THE TASK – Omit images. Retype all entries verbatim.

DATA EXCERPTS –
########################################

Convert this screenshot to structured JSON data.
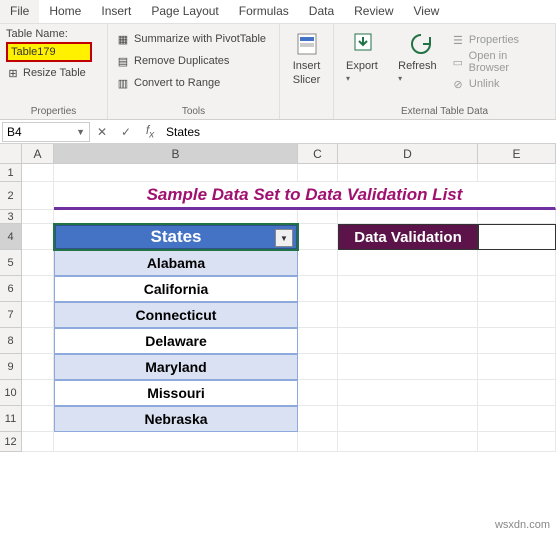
{
  "menu": {
    "file": "File",
    "home": "Home",
    "insert": "Insert",
    "pagelayout": "Page Layout",
    "formulas": "Formulas",
    "data": "Data",
    "review": "Review",
    "view": "View"
  },
  "ribbon": {
    "tableNameLabel": "Table Name:",
    "tableNameValue": "Table179",
    "resize": "Resize Table",
    "propsTitle": "Properties",
    "pivot": "Summarize with PivotTable",
    "dupes": "Remove Duplicates",
    "range": "Convert to Range",
    "toolsTitle": "Tools",
    "slicer1": "Insert",
    "slicer2": "Slicer",
    "export": "Export",
    "refresh": "Refresh",
    "extProps": "Properties",
    "extBrowser": "Open in Browser",
    "extUnlink": "Unlink",
    "extTitle": "External Table Data"
  },
  "fbar": {
    "ref": "B4",
    "formula": "States"
  },
  "cols": {
    "A": "A",
    "B": "B",
    "C": "C",
    "D": "D",
    "E": "E"
  },
  "rows": [
    "1",
    "2",
    "3",
    "4",
    "5",
    "6",
    "7",
    "8",
    "9",
    "10",
    "11",
    "12"
  ],
  "title": "Sample Data Set to Data Validation List",
  "table": {
    "header": "States",
    "data": [
      "Alabama",
      "California",
      "Connecticut",
      "Delaware",
      "Maryland",
      "Missouri",
      "Nebraska"
    ]
  },
  "dv": {
    "header": "Data Validation"
  },
  "watermark": "wsxdn.com"
}
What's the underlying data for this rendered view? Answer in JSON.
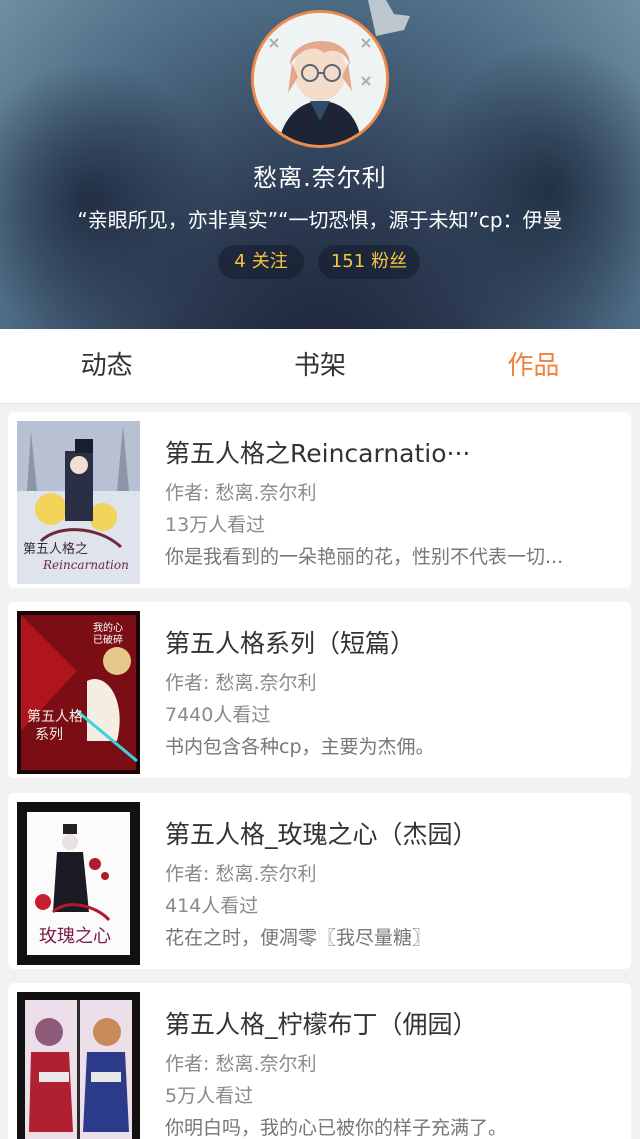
{
  "profile": {
    "nickname": "愁离.奈尔利",
    "signature": "“亲眼所见，亦非真实”“一切恐惧，源于未知”cp：伊曼",
    "follow_count": "4",
    "follow_label": "关注",
    "fans_count": "151",
    "fans_label": "粉丝",
    "avatar_border_color": "#f08a4b"
  },
  "tabs": [
    {
      "label": "动态",
      "active": false
    },
    {
      "label": "书架",
      "active": false
    },
    {
      "label": "作品",
      "active": true
    }
  ],
  "accent_color": "#f0843c",
  "works": [
    {
      "title": "第五人格之Reincarnatio···",
      "author": "作者: 愁离.奈尔利",
      "views": "13万人看过",
      "description": "你是我看到的一朵艳丽的花，性别不代表一切..."
    },
    {
      "title": "第五人格系列（短篇）",
      "author": "作者: 愁离.奈尔利",
      "views": "7440人看过",
      "description": "书内包含各种cp，主要为杰佣。"
    },
    {
      "title": "第五人格_玫瑰之心（杰园）",
      "author": "作者: 愁离.奈尔利",
      "views": "414人看过",
      "description": "花在之时，便凋零〖我尽量糖〗"
    },
    {
      "title": "第五人格_柠檬布丁（佣园）",
      "author": "作者: 愁离.奈尔利",
      "views": "5万人看过",
      "description": "你明白吗，我的心已被你的样子充满了。"
    }
  ]
}
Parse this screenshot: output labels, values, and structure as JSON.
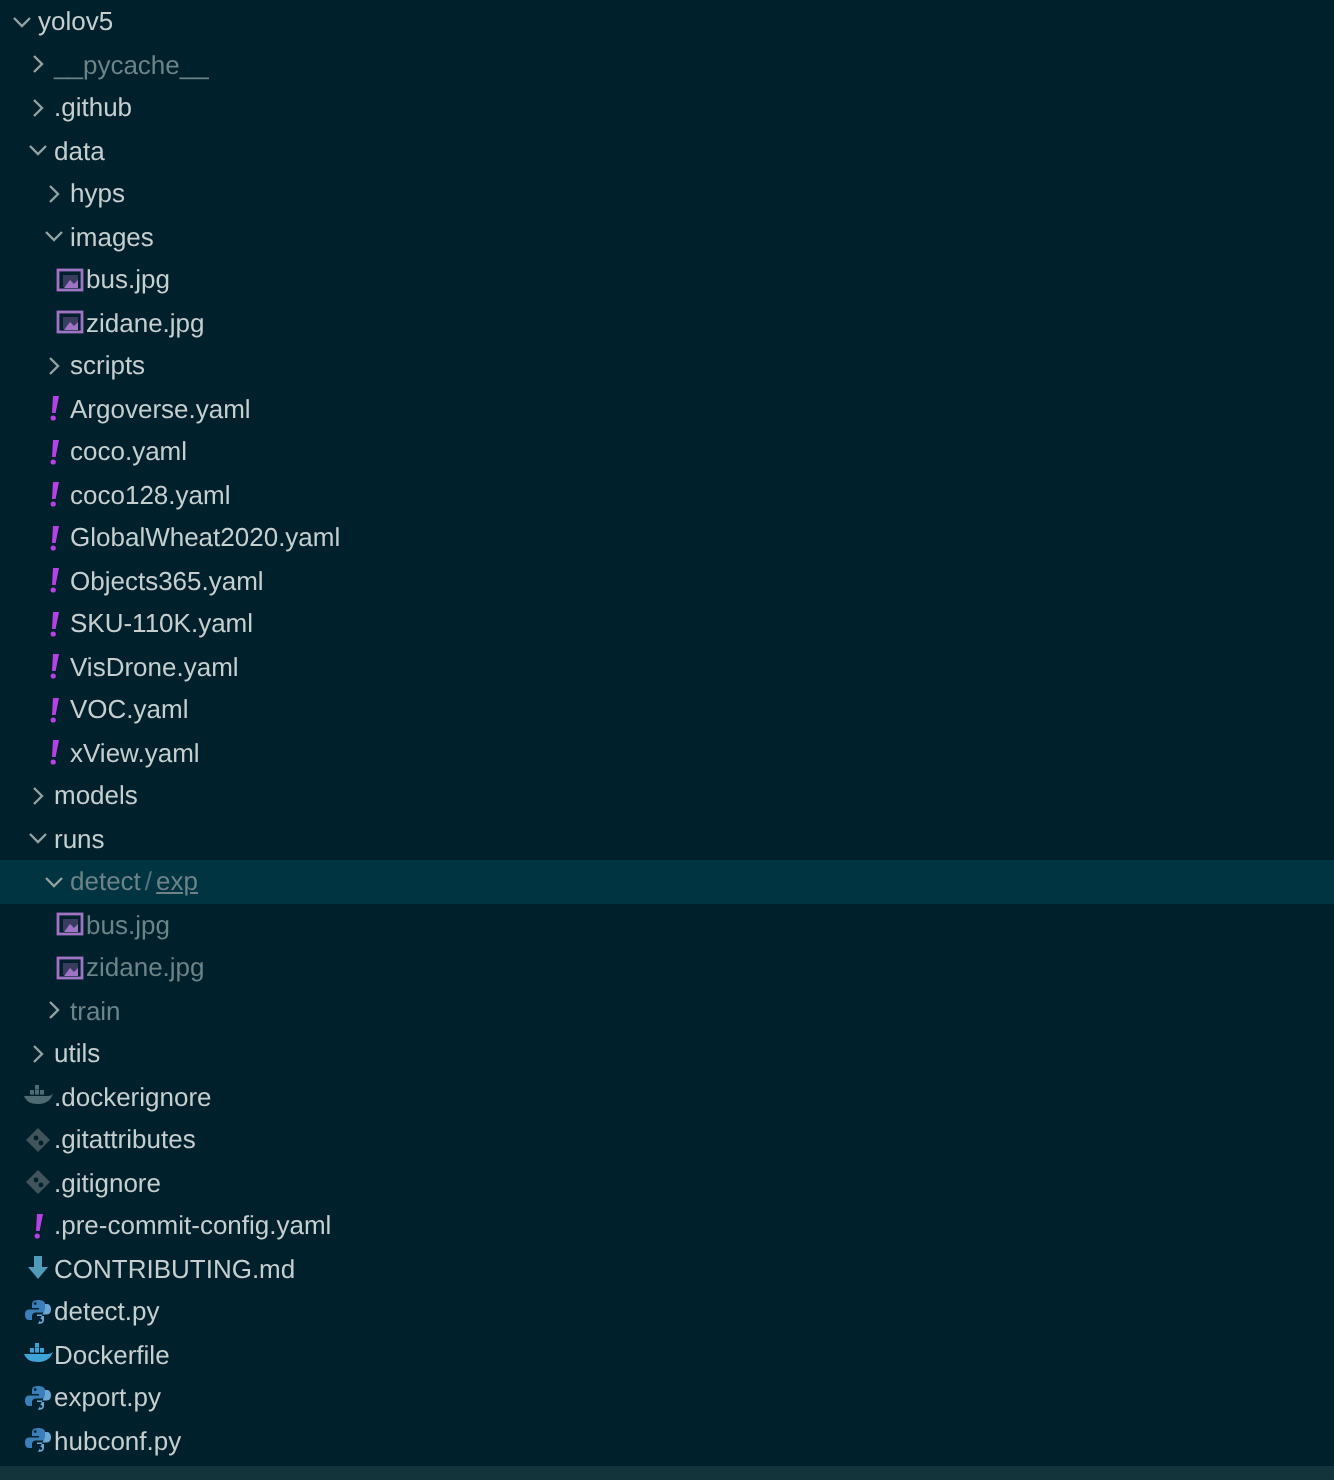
{
  "explorer": {
    "items": [
      {
        "name": "yolov5",
        "kind": "folder",
        "expanded": true,
        "selected": false,
        "ignored": false,
        "children": [
          {
            "name": "__pycache__",
            "kind": "folder",
            "expanded": false,
            "selected": false,
            "ignored": true
          },
          {
            "name": ".github",
            "kind": "folder",
            "expanded": false,
            "selected": false,
            "ignored": false
          },
          {
            "name": "data",
            "kind": "folder",
            "expanded": true,
            "selected": false,
            "ignored": false,
            "children": [
              {
                "name": "hyps",
                "kind": "folder",
                "expanded": false,
                "selected": false,
                "ignored": false
              },
              {
                "name": "images",
                "kind": "folder",
                "expanded": true,
                "selected": false,
                "ignored": false,
                "children": [
                  {
                    "name": "bus.jpg",
                    "kind": "image",
                    "selected": false,
                    "ignored": false
                  },
                  {
                    "name": "zidane.jpg",
                    "kind": "image",
                    "selected": false,
                    "ignored": false
                  }
                ]
              },
              {
                "name": "scripts",
                "kind": "folder",
                "expanded": false,
                "selected": false,
                "ignored": false
              },
              {
                "name": "Argoverse.yaml",
                "kind": "yaml",
                "selected": false,
                "ignored": false
              },
              {
                "name": "coco.yaml",
                "kind": "yaml",
                "selected": false,
                "ignored": false
              },
              {
                "name": "coco128.yaml",
                "kind": "yaml",
                "selected": false,
                "ignored": false
              },
              {
                "name": "GlobalWheat2020.yaml",
                "kind": "yaml",
                "selected": false,
                "ignored": false
              },
              {
                "name": "Objects365.yaml",
                "kind": "yaml",
                "selected": false,
                "ignored": false
              },
              {
                "name": "SKU-110K.yaml",
                "kind": "yaml",
                "selected": false,
                "ignored": false
              },
              {
                "name": "VisDrone.yaml",
                "kind": "yaml",
                "selected": false,
                "ignored": false
              },
              {
                "name": "VOC.yaml",
                "kind": "yaml",
                "selected": false,
                "ignored": false
              },
              {
                "name": "xView.yaml",
                "kind": "yaml",
                "selected": false,
                "ignored": false
              }
            ]
          },
          {
            "name": "models",
            "kind": "folder",
            "expanded": false,
            "selected": false,
            "ignored": false
          },
          {
            "name": "runs",
            "kind": "folder",
            "expanded": true,
            "selected": false,
            "ignored": false,
            "children": [
              {
                "name": "detect",
                "separator": "/",
                "compact_child": "exp",
                "kind": "folder",
                "expanded": true,
                "selected": true,
                "ignored": true,
                "children": [
                  {
                    "name": "bus.jpg",
                    "kind": "image",
                    "selected": false,
                    "ignored": true
                  },
                  {
                    "name": "zidane.jpg",
                    "kind": "image",
                    "selected": false,
                    "ignored": true
                  }
                ]
              },
              {
                "name": "train",
                "kind": "folder",
                "expanded": false,
                "selected": false,
                "ignored": true
              }
            ]
          },
          {
            "name": "utils",
            "kind": "folder",
            "expanded": false,
            "selected": false,
            "ignored": false
          },
          {
            "name": ".dockerignore",
            "kind": "dockerignore",
            "selected": false,
            "ignored": false
          },
          {
            "name": ".gitattributes",
            "kind": "git",
            "selected": false,
            "ignored": false
          },
          {
            "name": ".gitignore",
            "kind": "git",
            "selected": false,
            "ignored": false
          },
          {
            "name": ".pre-commit-config.yaml",
            "kind": "yaml",
            "selected": false,
            "ignored": false
          },
          {
            "name": "CONTRIBUTING.md",
            "kind": "markdown",
            "selected": false,
            "ignored": false
          },
          {
            "name": "detect.py",
            "kind": "python",
            "selected": false,
            "ignored": false
          },
          {
            "name": "Dockerfile",
            "kind": "docker",
            "selected": false,
            "ignored": false
          },
          {
            "name": "export.py",
            "kind": "python",
            "selected": false,
            "ignored": false
          },
          {
            "name": "hubconf.py",
            "kind": "python",
            "selected": false,
            "ignored": false
          }
        ]
      }
    ]
  }
}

########################################

SOLUTION –
Convert this screenshot to structured JSON data.
{
  "menu": {
    "file": "File",
    "home": "Home",
    "insert": "Insert",
    "pagelayout": "Page Layout",
    "formulas": "Formulas",
    "data": "Data",
    "review": "Review",
    "view": "View"
  },
  "ribbon": {
    "tableNameLabel": "Table Name:",
    "tableNameValue": "Table179",
    "resize": "Resize Table",
    "propsTitle": "Properties",
    "pivot": "Summarize with PivotTable",
    "dupes": "Remove Duplicates",
    "range": "Convert to Range",
    "toolsTitle": "Tools",
    "slicer1": "Insert",
    "slicer2": "Slicer",
    "export": "Export",
    "refresh": "Refresh",
    "extProps": "Properties",
    "extBrowser": "Open in Browser",
    "extUnlink": "Unlink",
    "extTitle": "External Table Data"
  },
  "fbar": {
    "ref": "B4",
    "formula": "States"
  },
  "cols": {
    "A": "A",
    "B": "B",
    "C": "C",
    "D": "D",
    "E": "E"
  },
  "rows": [
    "1",
    "2",
    "3",
    "4",
    "5",
    "6",
    "7",
    "8",
    "9",
    "10",
    "11",
    "12"
  ],
  "title": "Sample Data Set to Data Validation List",
  "table": {
    "header": "States",
    "data": [
      "Alabama",
      "California",
      "Connecticut",
      "Delaware",
      "Maryland",
      "Missouri",
      "Nebraska"
    ]
  },
  "dv": {
    "header": "Data Validation"
  },
  "watermark": "wsxdn.com"
}
What's the underlying data for this rendered view? Answer in JSON.
{
  "profile": {
    "nickname": "愁离.奈尔利",
    "signature": "“亲眼所见，亦非真实”“一切恐惧，源于未知”cp：伊曼",
    "follow_count": "4",
    "follow_label": "关注",
    "fans_count": "151",
    "fans_label": "粉丝",
    "avatar_border_color": "#f08a4b"
  },
  "tabs": [
    {
      "label": "动态",
      "active": false
    },
    {
      "label": "书架",
      "active": false
    },
    {
      "label": "作品",
      "active": true
    }
  ],
  "accent_color": "#f0843c",
  "works": [
    {
      "title": "第五人格之Reincarnatio···",
      "author": "作者: 愁离.奈尔利",
      "views": "13万人看过",
      "description": "你是我看到的一朵艳丽的花，性别不代表一切..."
    },
    {
      "title": "第五人格系列（短篇）",
      "author": "作者: 愁离.奈尔利",
      "views": "7440人看过",
      "description": "书内包含各种cp，主要为杰佣。"
    },
    {
      "title": "第五人格_玫瑰之心（杰园）",
      "author": "作者: 愁离.奈尔利",
      "views": "414人看过",
      "description": "花在之时，便凋零〖我尽量糖〗"
    },
    {
      "title": "第五人格_柠檬布丁（佣园）",
      "author": "作者: 愁离.奈尔利",
      "views": "5万人看过",
      "description": "你明白吗，我的心已被你的样子充满了。"
    }
  ]
}
Parse this screenshot: output labels, values, and structure as JSON.
{
  "explorer": {
    "items": [
      {
        "name": "yolov5",
        "kind": "folder",
        "expanded": true,
        "selected": false,
        "ignored": false,
        "children": [
          {
            "name": "__pycache__",
            "kind": "folder",
            "expanded": false,
            "selected": false,
            "ignored": true
          },
          {
            "name": ".github",
            "kind": "folder",
            "expanded": false,
            "selected": false,
            "ignored": false
          },
          {
            "name": "data",
            "kind": "folder",
            "expanded": true,
            "selected": false,
            "ignored": false,
            "children": [
              {
                "name": "hyps",
                "kind": "folder",
                "expanded": false,
                "selected": false,
                "ignored": false
              },
              {
                "name": "images",
                "kind": "folder",
                "expanded": true,
                "selected": false,
                "ignored": false,
                "children": [
                  {
                    "name": "bus.jpg",
                    "kind": "image",
                    "selected": false,
                    "ignored": false
                  },
                  {
                    "name": "zidane.jpg",
                    "kind": "image",
                    "selected": false,
                    "ignored": false
                  }
                ]
              },
              {
                "name": "scripts",
                "kind": "folder",
                "expanded": false,
                "selected": false,
                "ignored": false
              },
              {
                "name": "Argoverse.yaml",
                "kind": "yaml",
                "selected": false,
                "ignored": false
              },
              {
                "name": "coco.yaml",
                "kind": "yaml",
                "selected": false,
                "ignored": false
              },
              {
                "name": "coco128.yaml",
                "kind": "yaml",
                "selected": false,
                "ignored": false
              },
              {
                "name": "GlobalWheat2020.yaml",
                "kind": "yaml",
                "selected": false,
                "ignored": false
              },
              {
                "name": "Objects365.yaml",
                "kind": "yaml",
                "selected": false,
                "ignored": false
              },
              {
                "name": "SKU-110K.yaml",
                "kind": "yaml",
                "selected": false,
                "ignored": false
              },
              {
                "name": "VisDrone.yaml",
                "kind": "yaml",
                "selected": false,
                "ignored": false
              },
              {
                "name": "VOC.yaml",
                "kind": "yaml",
                "selected": false,
                "ignored": false
              },
              {
                "name": "xView.yaml",
                "kind": "yaml",
                "selected": false,
                "ignored": false
              }
            ]
          },
          {
            "name": "models",
            "kind": "folder",
            "expanded": false,
            "selected": false,
            "ignored": false
          },
          {
            "name": "runs",
            "kind": "folder",
            "expanded": true,
            "selected": false,
            "ignored": false,
            "children": [
              {
                "name": "detect",
                "separator": "/",
                "compact_child": "exp",
                "kind": "folder",
                "expanded": true,
                "selected": true,
                "ignored": true,
                "children": [
                  {
                    "name": "bus.jpg",
                    "kind": "image",
                    "selected": false,
                    "ignored": true
                  },
                  {
                    "name": "zidane.jpg",
                    "kind": "image",
                    "selected": false,
                    "ignored": true
                  }
                ]
              },
              {
                "name": "train",
                "kind": "folder",
                "expanded": false,
                "selected": false,
                "ignored": true
              }
            ]
          },
          {
            "name": "utils",
            "kind": "folder",
            "expanded": false,
            "selected": false,
            "ignored": false
          },
          {
            "name": ".dockerignore",
            "kind": "dockerignore",
            "selected": false,
            "ignored": false
          },
          {
            "name": ".gitattributes",
            "kind": "git",
            "selected": false,
            "ignored": false
          },
          {
            "name": ".gitignore",
            "kind": "git",
            "selected": false,
            "ignored": false
          },
          {
            "name": ".pre-commit-config.yaml",
            "kind": "yaml",
            "selected": false,
            "ignored": false
          },
          {
            "name": "CONTRIBUTING.md",
            "kind": "markdown",
            "selected": false,
            "ignored": false
          },
          {
            "name": "detect.py",
            "kind": "python",
            "selected": false,
            "ignored": false
          },
          {
            "name": "Dockerfile",
            "kind": "docker",
            "selected": false,
            "ignored": false
          },
          {
            "name": "export.py",
            "kind": "python",
            "selected": false,
            "ignored": false
          },
          {
            "name": "hubconf.py",
            "kind": "python",
            "selected": false,
            "ignored": false
          }
        ]
      }
    ]
  }
}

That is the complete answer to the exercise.